Request. Set every record down verbatim and omit the pictures.

Records for the exercise.
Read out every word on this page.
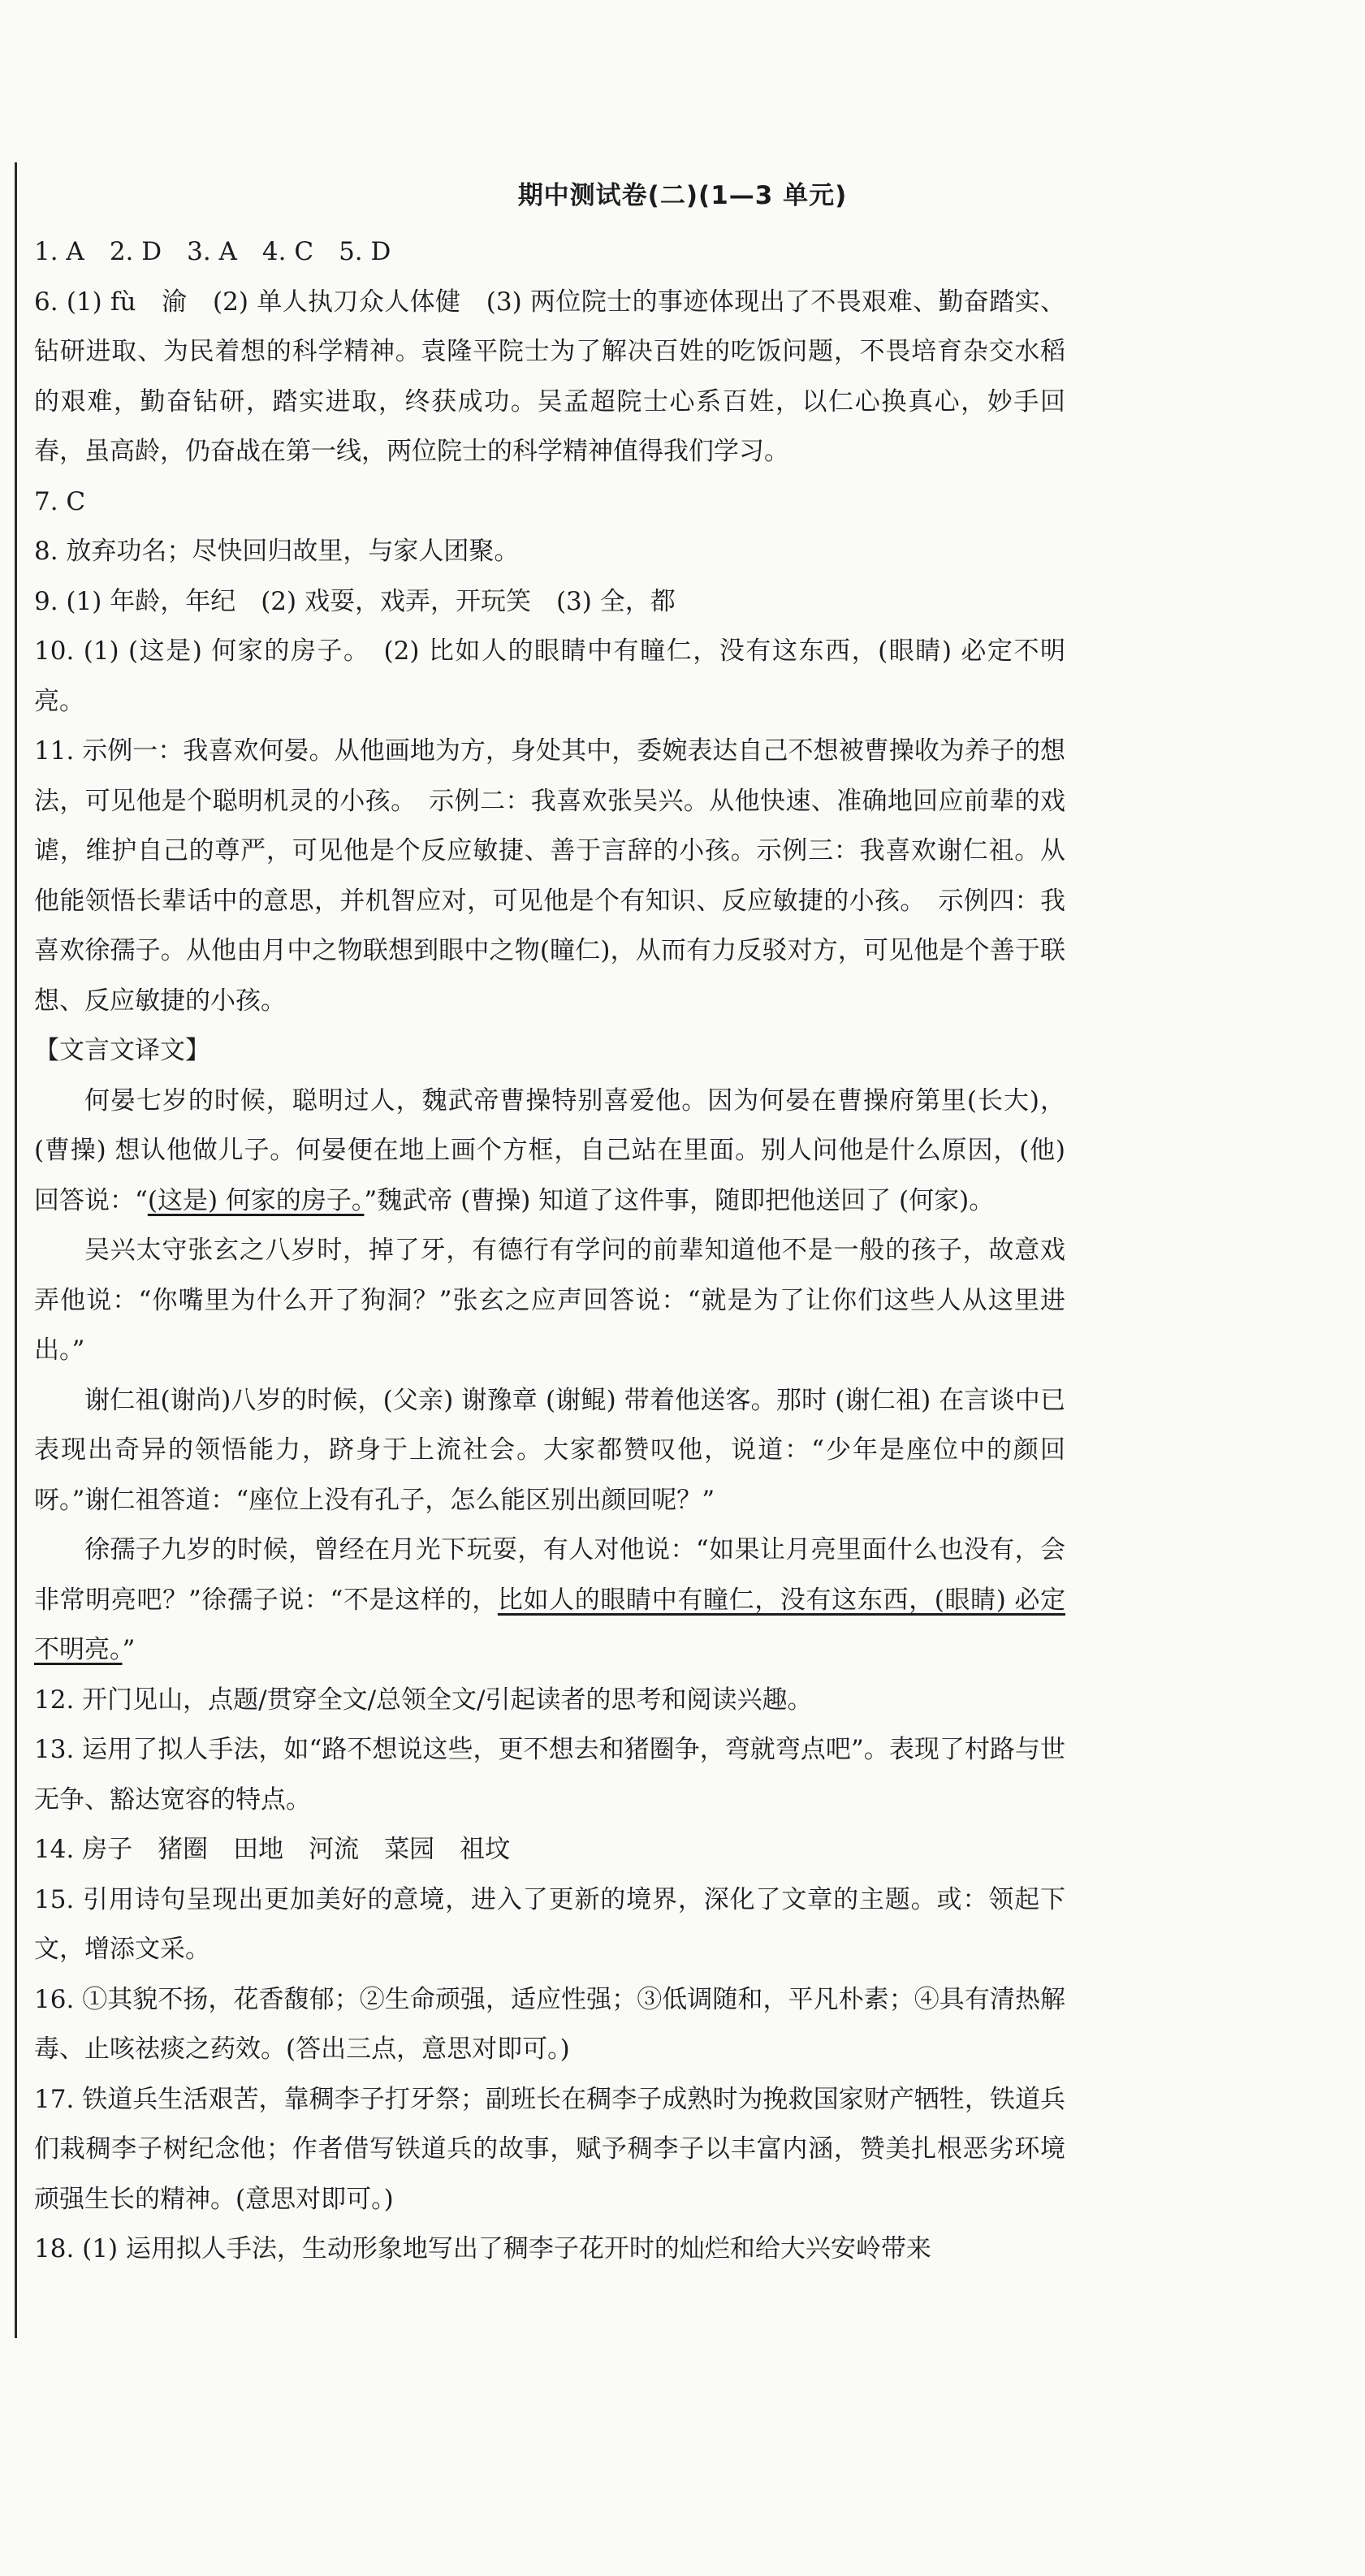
期中测试卷(二)(1—3 单元)

1. A　2. D　3. A　4. C　5. D

6. (1) fù　渝　(2) 单人执刀众人体健　(3) 两位院士的事迹体现出了不畏艰难、勤奋踏实、钻研进取、为民着想的科学精神。袁隆平院士为了解决百姓的吃饭问题，不畏培育杂交水稻的艰难，勤奋钻研，踏实进取，终获成功。吴孟超院士心系百姓，以仁心换真心，妙手回春，虽高龄，仍奋战在第一线，两位院士的科学精神值得我们学习。

7. C

8. 放弃功名；尽快回归故里，与家人团聚。

9. (1) 年龄，年纪　(2) 戏耍，戏弄，开玩笑　(3) 全，都

10. (1) (这是) 何家的房子。　(2) 比如人的眼睛中有瞳仁，没有这东西，(眼睛) 必定不明亮。

11. 示例一：我喜欢何晏。从他画地为方，身处其中，委婉表达自己不想被曹操收为养子的想法，可见他是个聪明机灵的小孩。　示例二：我喜欢张吴兴。从他快速、准确地回应前辈的戏谑，维护自己的尊严，可见他是个反应敏捷、善于言辞的小孩。示例三：我喜欢谢仁祖。从他能领悟长辈话中的意思，并机智应对，可见他是个有知识、反应敏捷的小孩。　示例四：我喜欢徐孺子。从他由月中之物联想到眼中之物(瞳仁)，从而有力反驳对方，可见他是个善于联想、反应敏捷的小孩。

【文言文译文】

何晏七岁的时候，聪明过人，魏武帝曹操特别喜爱他。因为何晏在曹操府第里(长大)，(曹操) 想认他做儿子。何晏便在地上画个方框，自己站在里面。别人问他是什么原因，(他) 回答说：“(这是) 何家的房子。”魏武帝 (曹操) 知道了这件事，随即把他送回了 (何家)。

吴兴太守张玄之八岁时，掉了牙，有德行有学问的前辈知道他不是一般的孩子，故意戏弄他说：“你嘴里为什么开了狗洞？”张玄之应声回答说：“就是为了让你们这些人从这里进出。”

谢仁祖(谢尚)八岁的时候，(父亲) 谢豫章 (谢鲲) 带着他送客。那时 (谢仁祖) 在言谈中已表现出奇异的领悟能力，跻身于上流社会。大家都赞叹他，说道：“少年是座位中的颜回呀。”谢仁祖答道：“座位上没有孔子，怎么能区别出颜回呢？”

徐孺子九岁的时候，曾经在月光下玩耍，有人对他说：“如果让月亮里面什么也没有，会非常明亮吧？”徐孺子说：“不是这样的，比如人的眼睛中有瞳仁，没有这东西，(眼睛) 必定不明亮。”

12. 开门见山，点题/贯穿全文/总领全文/引起读者的思考和阅读兴趣。

13. 运用了拟人手法，如“路不想说这些，更不想去和猪圈争，弯就弯点吧”。表现了村路与世无争、豁达宽容的特点。

14. 房子　猪圈　田地　河流　菜园　祖坟

15. 引用诗句呈现出更加美好的意境，进入了更新的境界，深化了文章的主题。或：领起下文，增添文采。

16. ①其貌不扬，花香馥郁；②生命顽强，适应性强；③低调随和，平凡朴素；④具有清热解毒、止咳祛痰之药效。(答出三点，意思对即可。)

17. 铁道兵生活艰苦，靠稠李子打牙祭；副班长在稠李子成熟时为挽救国家财产牺牲，铁道兵们栽稠李子树纪念他；作者借写铁道兵的故事，赋予稠李子以丰富内涵，赞美扎根恶劣环境顽强生长的精神。(意思对即可。)

18. (1) 运用拟人手法，生动形象地写出了稠李子花开时的灿烂和给大兴安岭带来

Reply.
Read out every word on this page.
期中测试卷(二)(1—3 单元)

1. A　2. D　3. A　4. C　5. D

6. (1) fù　渝　(2) 单人执刀众人体健　(3) 两位院士的事迹体现出了不畏艰难、勤奋踏实、钻研进取、为民着想的科学精神。袁隆平院士为了解决百姓的吃饭问题，不畏培育杂交水稻的艰难，勤奋钻研，踏实进取，终获成功。吴孟超院士心系百姓，以仁心换真心，妙手回春，虽高龄，仍奋战在第一线，两位院士的科学精神值得我们学习。

7. C

8. 放弃功名；尽快回归故里，与家人团聚。

9. (1) 年龄，年纪　(2) 戏耍，戏弄，开玩笑　(3) 全，都

10. (1) (这是) 何家的房子。　(2) 比如人的眼睛中有瞳仁，没有这东西，(眼睛) 必定不明亮。

11. 示例一：我喜欢何晏。从他画地为方，身处其中，委婉表达自己不想被曹操收为养子的想法，可见他是个聪明机灵的小孩。　示例二：我喜欢张吴兴。从他快速、准确地回应前辈的戏谑，维护自己的尊严，可见他是个反应敏捷、善于言辞的小孩。示例三：我喜欢谢仁祖。从他能领悟长辈话中的意思，并机智应对，可见他是个有知识、反应敏捷的小孩。　示例四：我喜欢徐孺子。从他由月中之物联想到眼中之物(瞳仁)，从而有力反驳对方，可见他是个善于联想、反应敏捷的小孩。

【文言文译文】

何晏七岁的时候，聪明过人，魏武帝曹操特别喜爱他。因为何晏在曹操府第里(长大)，(曹操) 想认他做儿子。何晏便在地上画个方框，自己站在里面。别人问他是什么原因，(他) 回答说：“(这是) 何家的房子。”魏武帝 (曹操) 知道了这件事，随即把他送回了 (何家)。

吴兴太守张玄之八岁时，掉了牙，有德行有学问的前辈知道他不是一般的孩子，故意戏弄他说：“你嘴里为什么开了狗洞？”张玄之应声回答说：“就是为了让你们这些人从这里进出。”

谢仁祖(谢尚)八岁的时候，(父亲) 谢豫章 (谢鲲) 带着他送客。那时 (谢仁祖) 在言谈中已表现出奇异的领悟能力，跻身于上流社会。大家都赞叹他，说道：“少年是座位中的颜回呀。”谢仁祖答道：“座位上没有孔子，怎么能区别出颜回呢？”

徐孺子九岁的时候，曾经在月光下玩耍，有人对他说：“如果让月亮里面什么也没有，会非常明亮吧？”徐孺子说：“不是这样的，比如人的眼睛中有瞳仁，没有这东西，(眼睛) 必定不明亮。”

12. 开门见山，点题/贯穿全文/总领全文/引起读者的思考和阅读兴趣。

13. 运用了拟人手法，如“路不想说这些，更不想去和猪圈争，弯就弯点吧”。表现了村路与世无争、豁达宽容的特点。

14. 房子　猪圈　田地　河流　菜园　祖坟

15. 引用诗句呈现出更加美好的意境，进入了更新的境界，深化了文章的主题。或：领起下文，增添文采。

16. ①其貌不扬，花香馥郁；②生命顽强，适应性强；③低调随和，平凡朴素；④具有清热解毒、止咳祛痰之药效。(答出三点，意思对即可。)

17. 铁道兵生活艰苦，靠稠李子打牙祭；副班长在稠李子成熟时为挽救国家财产牺牲，铁道兵们栽稠李子树纪念他；作者借写铁道兵的故事，赋予稠李子以丰富内涵，赞美扎根恶劣环境顽强生长的精神。(意思对即可。)

18. (1) 运用拟人手法，生动形象地写出了稠李子花开时的灿烂和给大兴安岭带来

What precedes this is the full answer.